─── Raw data ───
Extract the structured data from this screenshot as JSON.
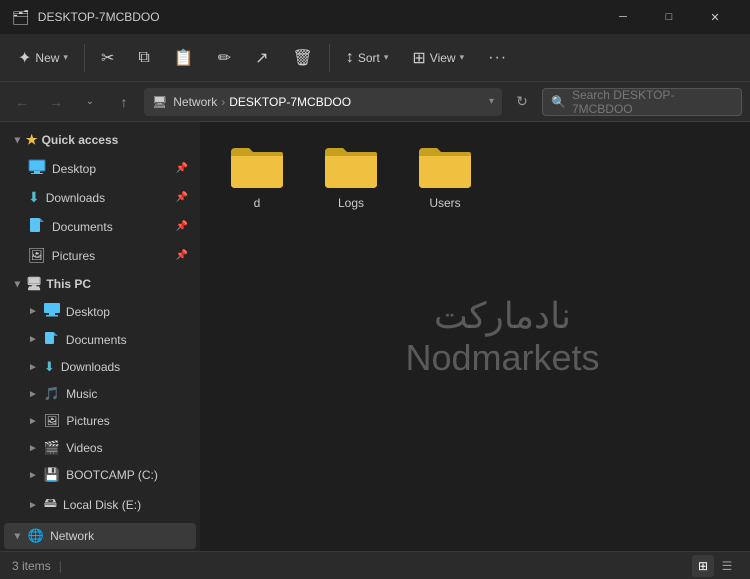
{
  "titleBar": {
    "title": "DESKTOP-7MCBDOO",
    "iconUnicode": "📁",
    "minimizeLabel": "─",
    "maximizeLabel": "□",
    "closeLabel": "✕"
  },
  "toolbar": {
    "newLabel": "New",
    "cutLabel": "Cut",
    "copyLabel": "Copy",
    "pasteLabel": "Paste",
    "renameLabel": "Rename",
    "shareLabel": "Share",
    "deleteLabel": "Delete",
    "sortLabel": "Sort",
    "viewLabel": "View",
    "moreLabel": "···"
  },
  "addressBar": {
    "backTooltip": "Back",
    "forwardTooltip": "Forward",
    "upTooltip": "Up",
    "breadcrumbs": [
      "Network",
      "DESKTOP-7MCBDOO"
    ],
    "searchPlaceholder": "Search DESKTOP-7MCBDOO",
    "refreshTooltip": "Refresh"
  },
  "sidebar": {
    "quickAccessLabel": "Quick access",
    "quickAccessItems": [
      {
        "label": "Desktop",
        "pinned": true
      },
      {
        "label": "Downloads",
        "pinned": true
      },
      {
        "label": "Documents",
        "pinned": true
      },
      {
        "label": "Pictures",
        "pinned": true
      }
    ],
    "thisPCLabel": "This PC",
    "thisPCItems": [
      {
        "label": "Desktop",
        "type": "folder"
      },
      {
        "label": "Documents",
        "type": "folder"
      },
      {
        "label": "Downloads",
        "type": "folder"
      },
      {
        "label": "Music",
        "type": "music"
      },
      {
        "label": "Pictures",
        "type": "pictures"
      },
      {
        "label": "Videos",
        "type": "video"
      },
      {
        "label": "BOOTCAMP (C:)",
        "type": "drive"
      },
      {
        "label": "Local Disk (E:)",
        "type": "drive"
      }
    ],
    "networkLabel": "Network",
    "networkActive": true
  },
  "fileArea": {
    "folders": [
      {
        "label": "d"
      },
      {
        "label": "Logs"
      },
      {
        "label": "Users"
      }
    ],
    "watermark": {
      "persian": "نادمارکت",
      "english": "Nodmarkets"
    }
  },
  "statusBar": {
    "itemCount": "3 items",
    "separator": "|"
  }
}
───
• Request: Repeat each entry above word for word, leaving every picture out.

• Exercise solution:
Extract the structured data from this screenshot as JSON.
{
  "titleBar": {
    "title": "DESKTOP-7MCBDOO",
    "iconUnicode": "📁",
    "minimizeLabel": "─",
    "maximizeLabel": "□",
    "closeLabel": "✕"
  },
  "toolbar": {
    "newLabel": "New",
    "cutLabel": "Cut",
    "copyLabel": "Copy",
    "pasteLabel": "Paste",
    "renameLabel": "Rename",
    "shareLabel": "Share",
    "deleteLabel": "Delete",
    "sortLabel": "Sort",
    "viewLabel": "View",
    "moreLabel": "···"
  },
  "addressBar": {
    "backTooltip": "Back",
    "forwardTooltip": "Forward",
    "upTooltip": "Up",
    "breadcrumbs": [
      "Network",
      "DESKTOP-7MCBDOO"
    ],
    "searchPlaceholder": "Search DESKTOP-7MCBDOO",
    "refreshTooltip": "Refresh"
  },
  "sidebar": {
    "quickAccessLabel": "Quick access",
    "quickAccessItems": [
      {
        "label": "Desktop",
        "pinned": true
      },
      {
        "label": "Downloads",
        "pinned": true
      },
      {
        "label": "Documents",
        "pinned": true
      },
      {
        "label": "Pictures",
        "pinned": true
      }
    ],
    "thisPCLabel": "This PC",
    "thisPCItems": [
      {
        "label": "Desktop",
        "type": "folder"
      },
      {
        "label": "Documents",
        "type": "folder"
      },
      {
        "label": "Downloads",
        "type": "folder"
      },
      {
        "label": "Music",
        "type": "music"
      },
      {
        "label": "Pictures",
        "type": "pictures"
      },
      {
        "label": "Videos",
        "type": "video"
      },
      {
        "label": "BOOTCAMP (C:)",
        "type": "drive"
      },
      {
        "label": "Local Disk (E:)",
        "type": "drive"
      }
    ],
    "networkLabel": "Network",
    "networkActive": true
  },
  "fileArea": {
    "folders": [
      {
        "label": "d"
      },
      {
        "label": "Logs"
      },
      {
        "label": "Users"
      }
    ],
    "watermark": {
      "persian": "نادمارکت",
      "english": "Nodmarkets"
    }
  },
  "statusBar": {
    "itemCount": "3 items",
    "separator": "|"
  }
}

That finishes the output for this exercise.